── DATA PROVIDED

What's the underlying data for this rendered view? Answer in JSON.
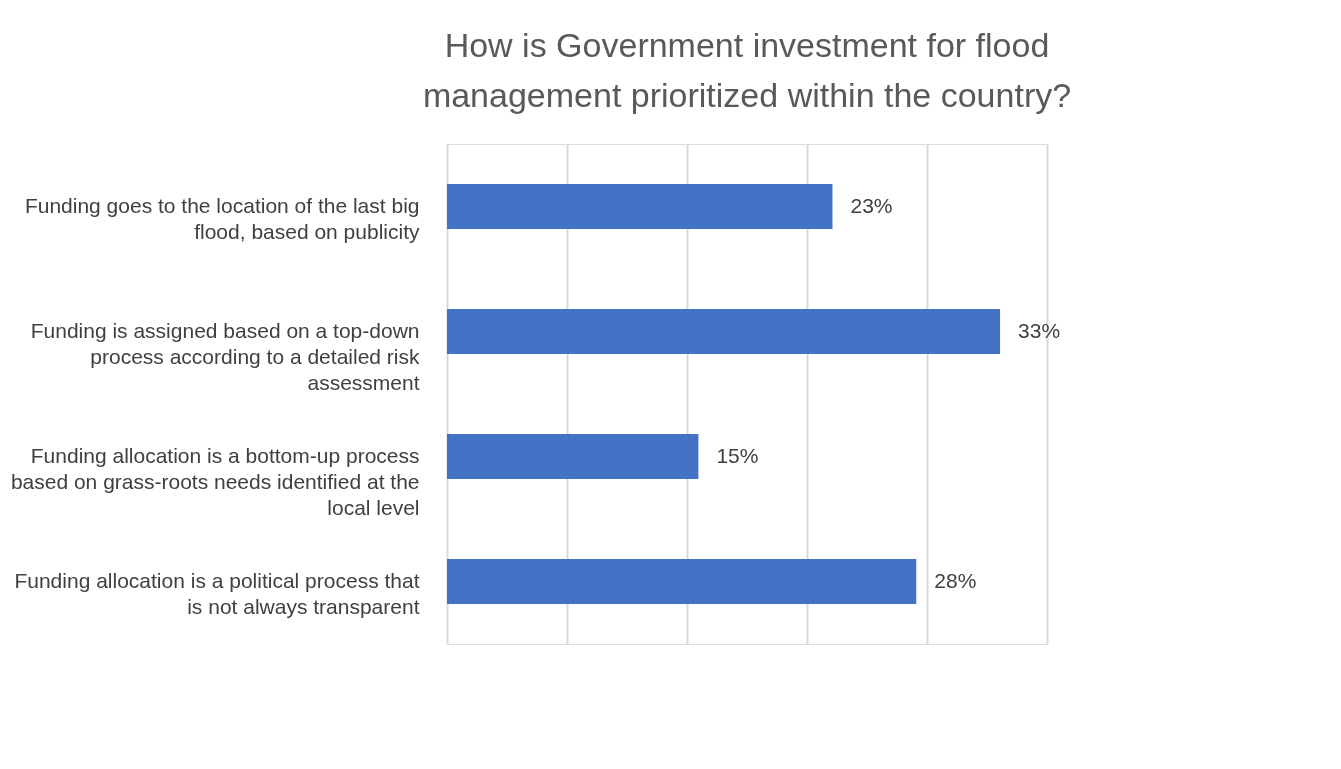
{
  "chart_data": {
    "type": "bar",
    "orientation": "horizontal",
    "title": "How is Government investment for flood management prioritized within the country?",
    "categories": [
      "Funding goes to the location of the last big flood, based on publicity",
      "Funding is assigned based on a top-down process according to a detailed risk assessment",
      "Funding allocation is a bottom-up process based on grass-roots needs identified at the local level",
      "Funding allocation is a political process that is not always transparent"
    ],
    "values": [
      23,
      33,
      15,
      28
    ],
    "color": "#4472c4",
    "data_labels": true,
    "value_labels": [
      "23%",
      "33%",
      "15%",
      "28%"
    ],
    "xlim": [
      0,
      35.8
    ],
    "xticks": [
      {
        "value": 0,
        "label": null
      },
      {
        "value": 7.16,
        "label": null
      },
      {
        "value": 14.32,
        "label": null
      },
      {
        "value": 21.48,
        "label": null
      },
      {
        "value": 28.64,
        "label": null
      },
      {
        "value": 35.8,
        "label": null
      }
    ],
    "grid": "x",
    "tick_labels": "y"
  }
}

────

__EXERCISE TASK__
What is needed is an exact reproduction of the data, pictures excluded.

__SOLUTION TO THE EXERCISE__
What's the underlying data for this rendered view? Answer in JSON.
{
  "chart_data": {
    "type": "bar",
    "orientation": "horizontal",
    "title": "How is Government investment for flood management prioritized within the country?",
    "categories": [
      "Funding goes to the location of the last big flood, based on publicity",
      "Funding is assigned based on a top-down process according to a detailed risk assessment",
      "Funding allocation is a bottom-up process based on grass-roots needs identified at the local level",
      "Funding allocation is a political process that is not always transparent"
    ],
    "values": [
      23,
      33,
      15,
      28
    ],
    "color": "#4472c4",
    "data_labels": true,
    "value_labels": [
      "23%",
      "33%",
      "15%",
      "28%"
    ],
    "xlim": [
      0,
      35.8
    ],
    "xticks": [
      {
        "value": 0,
        "label": null
      },
      {
        "value": 7.16,
        "label": null
      },
      {
        "value": 14.32,
        "label": null
      },
      {
        "value": 21.48,
        "label": null
      },
      {
        "value": 28.64,
        "label": null
      },
      {
        "value": 35.8,
        "label": null
      }
    ],
    "grid": "x",
    "tick_labels": "y"
  }
}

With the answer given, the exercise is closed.